EXERCISE
In the material below, find the line with "What text is on this page?"; set down that line and every line after it to the end, exactly, without pictures.

Stored records

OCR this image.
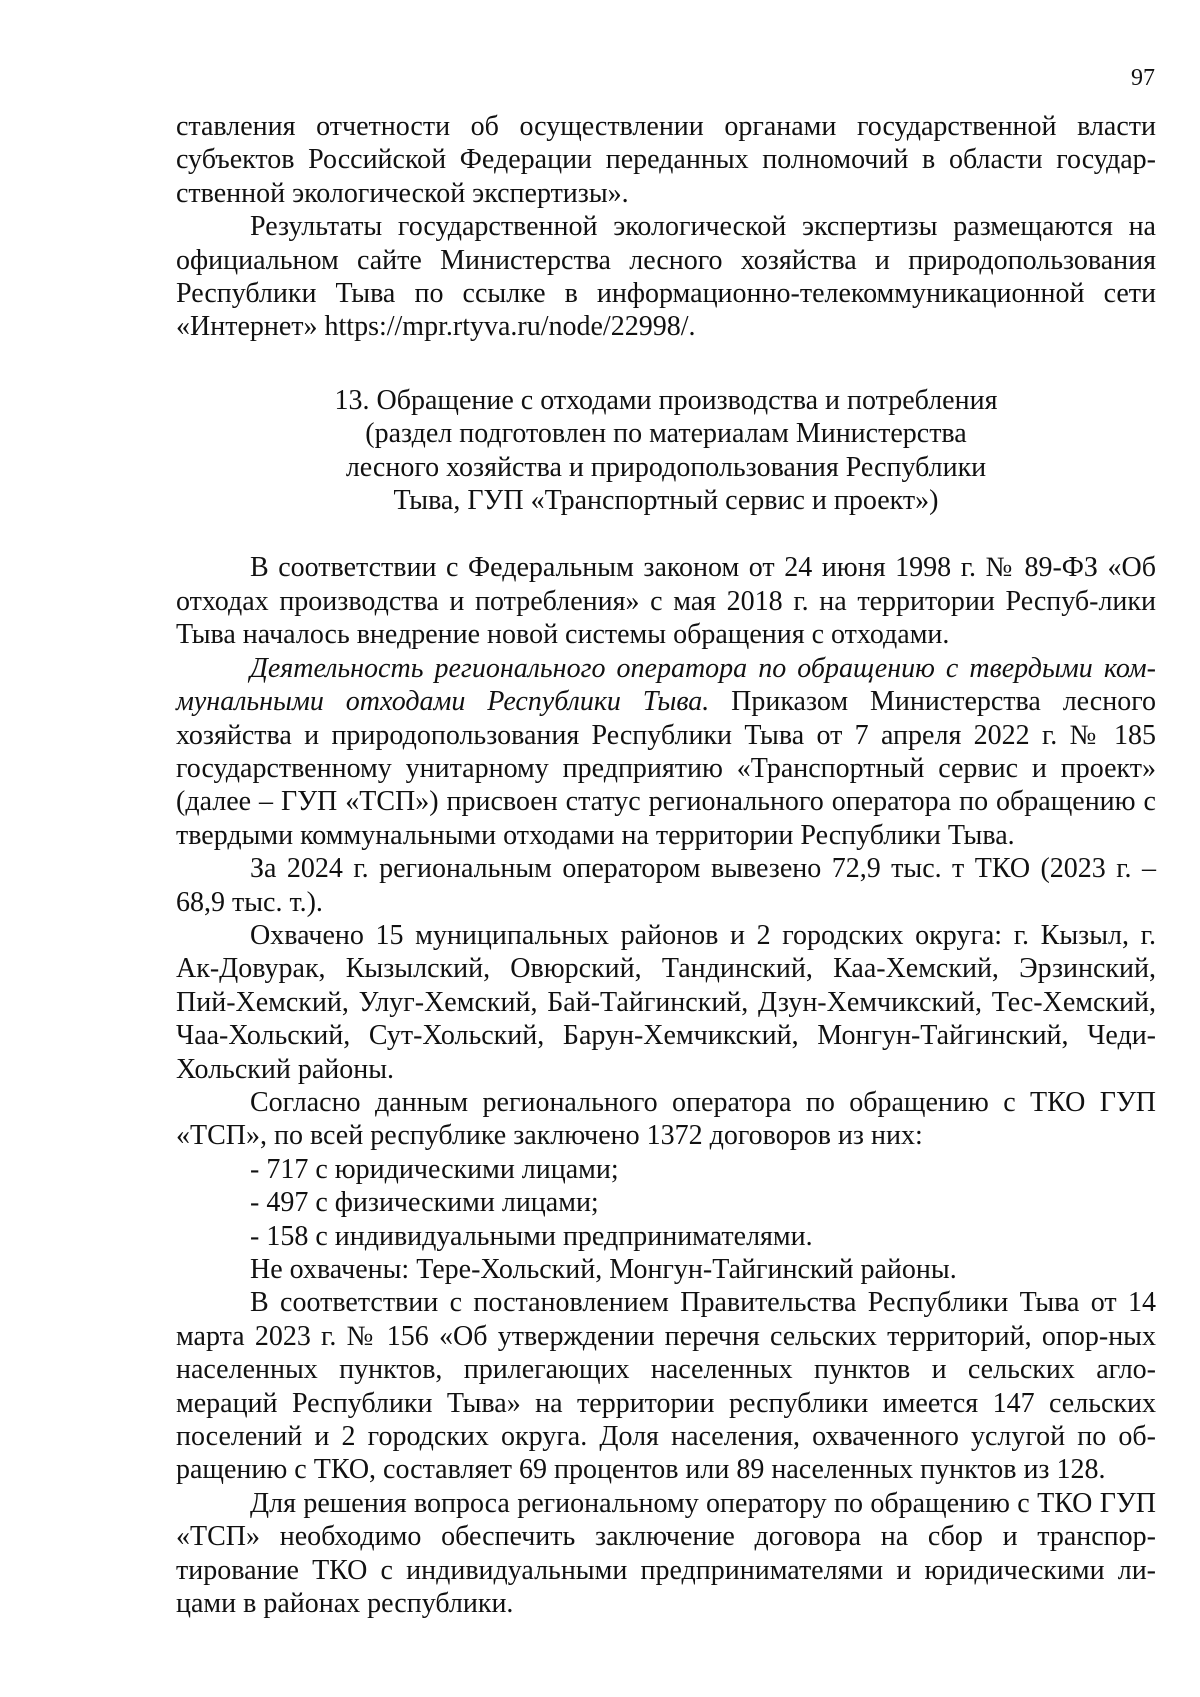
97

ставления отчетности об осуществлении органами государственной власти субъектов Российской Федерации переданных полномочий в области государ-ственной экологической экспертизы».

Результаты государственной экологической экспертизы размещаются на официальном сайте Министерства лесного хозяйства и природопользования Республики Тыва по ссылке в информационно-телекоммуникационной сети «Интернет» https://mpr.rtyva.ru/node/22998/.

13. Обращение с отходами производства и потребления
(раздел подготовлен по материалам Министерства
лесного хозяйства и природопользования Республики
Тыва, ГУП «Транспортный сервис и проект»)

В соответствии с Федеральным законом от 24 июня 1998 г. № 89-ФЗ «Об отходах производства и потребления» с мая 2018 г. на территории Респуб-лики Тыва началось внедрение новой системы обращения с отходами.

Деятельность регионального оператора по обращению с твердыми ком-мунальными отходами Республики Тыва. Приказом Министерства лесного хозяйства и природопользования Республики Тыва от 7 апреля 2022 г. № 185 государственному унитарному предприятию «Транспортный сервис и проект» (далее – ГУП «ТСП») присвоен статус регионального оператора по обращению с твердыми коммунальными отходами на территории Республики Тыва.

За 2024 г. региональным оператором вывезено 72,9 тыс. т ТКО (2023 г. – 68,9 тыс. т.).

Охвачено 15 муниципальных районов и 2 городских округа: г. Кызыл, г. Ак-Довурак, Кызылский, Овюрский, Тандинский, Каа-Хемский, Эрзинский, Пий-Хемский, Улуг-Хемский, Бай-Тайгинский, Дзун-Хемчикский, Тес-Хемский, Чаа-Хольский, Сут-Хольский, Барун-Хемчикский, Монгун-Тайгинский, Чеди-Хольский районы.

Согласно данным регионального оператора по обращению с ТКО ГУП «ТСП», по всей республике заключено 1372 договоров из них:

- 717 с юридическими лицами;

- 497 с физическими лицами;

- 158 с индивидуальными предпринимателями.

Не охвачены: Тере-Хольский, Монгун-Тайгинский районы.

В соответствии с постановлением Правительства Республики Тыва от 14 марта 2023 г. № 156 «Об утверждении перечня сельских территорий, опор-ных населенных пунктов, прилегающих населенных пунктов и сельских агло-мераций Республики Тыва» на территории республики имеется 147 сельских поселений и 2 городских округа. Доля населения, охваченного услугой по об-ращению с ТКО, составляет 69 процентов или 89 населенных пунктов из 128.

Для решения вопроса региональному оператору по обращению с ТКО ГУП «ТСП» необходимо обеспечить заключение договора на сбор и транспор-тирование ТКО с индивидуальными предпринимателями и юридическими ли-цами в районах республики.
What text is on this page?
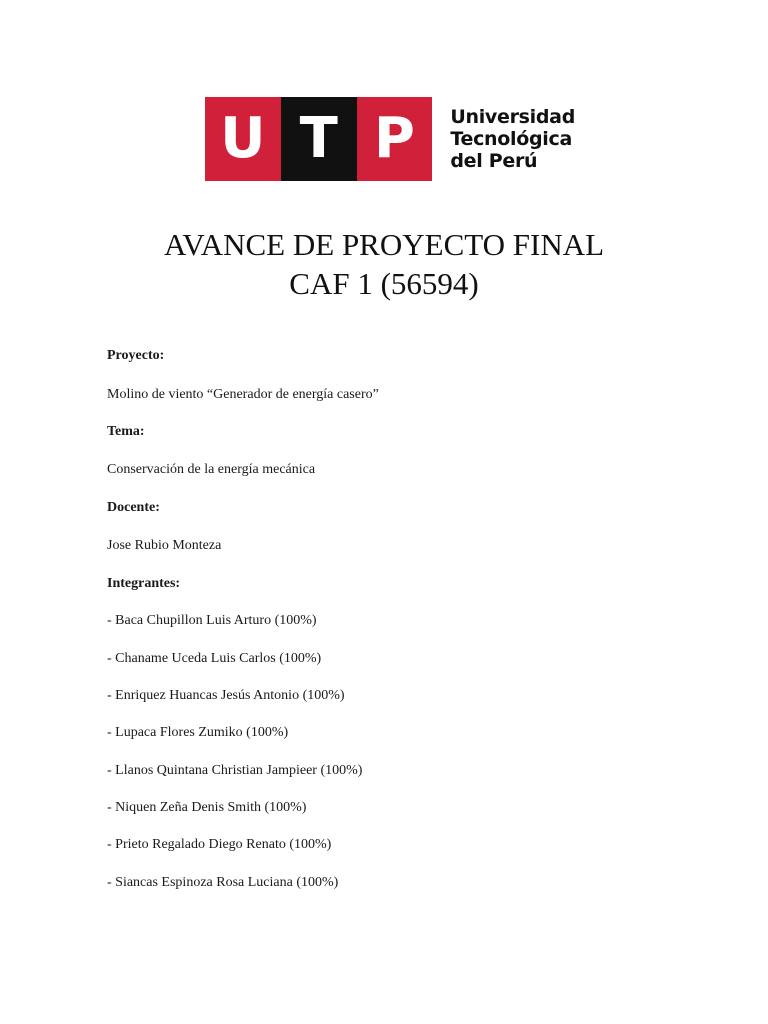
U T P	Universidad
Tecnológica
del Perú
AVANCE DE PROYECTO FINAL
CAF 1 (56594)
Proyecto:
Molino de viento “Generador de energía casero”
Tema:
Conservación de la energía mecánica
Docente:
Jose Rubio Monteza
Integrantes:
- Baca Chupillon Luis Arturo (100%)
- Chaname Uceda Luis Carlos (100%)
- Enriquez Huancas Jesús Antonio (100%)
- Lupaca Flores Zumiko (100%)
- Llanos Quintana Christian Jampieer (100%)
- Niquen Zeña Denis Smith (100%)
- Prieto Regalado Diego Renato (100%)
- Siancas Espinoza Rosa Luciana (100%)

WRITTEN SOLUTION
What text is on this page?
U T P	Universidad
Tecnológica
del Perú
AVANCE DE PROYECTO FINAL
CAF 1 (56594)
Proyecto:
Molino de viento “Generador de energía casero”
Tema:
Conservación de la energía mecánica
Docente:
Jose Rubio Monteza
Integrantes:
- Baca Chupillon Luis Arturo (100%)
- Chaname Uceda Luis Carlos (100%)
- Enriquez Huancas Jesús Antonio (100%)
- Lupaca Flores Zumiko (100%)
- Llanos Quintana Christian Jampieer (100%)
- Niquen Zeña Denis Smith (100%)
- Prieto Regalado Diego Renato (100%)
- Siancas Espinoza Rosa Luciana (100%)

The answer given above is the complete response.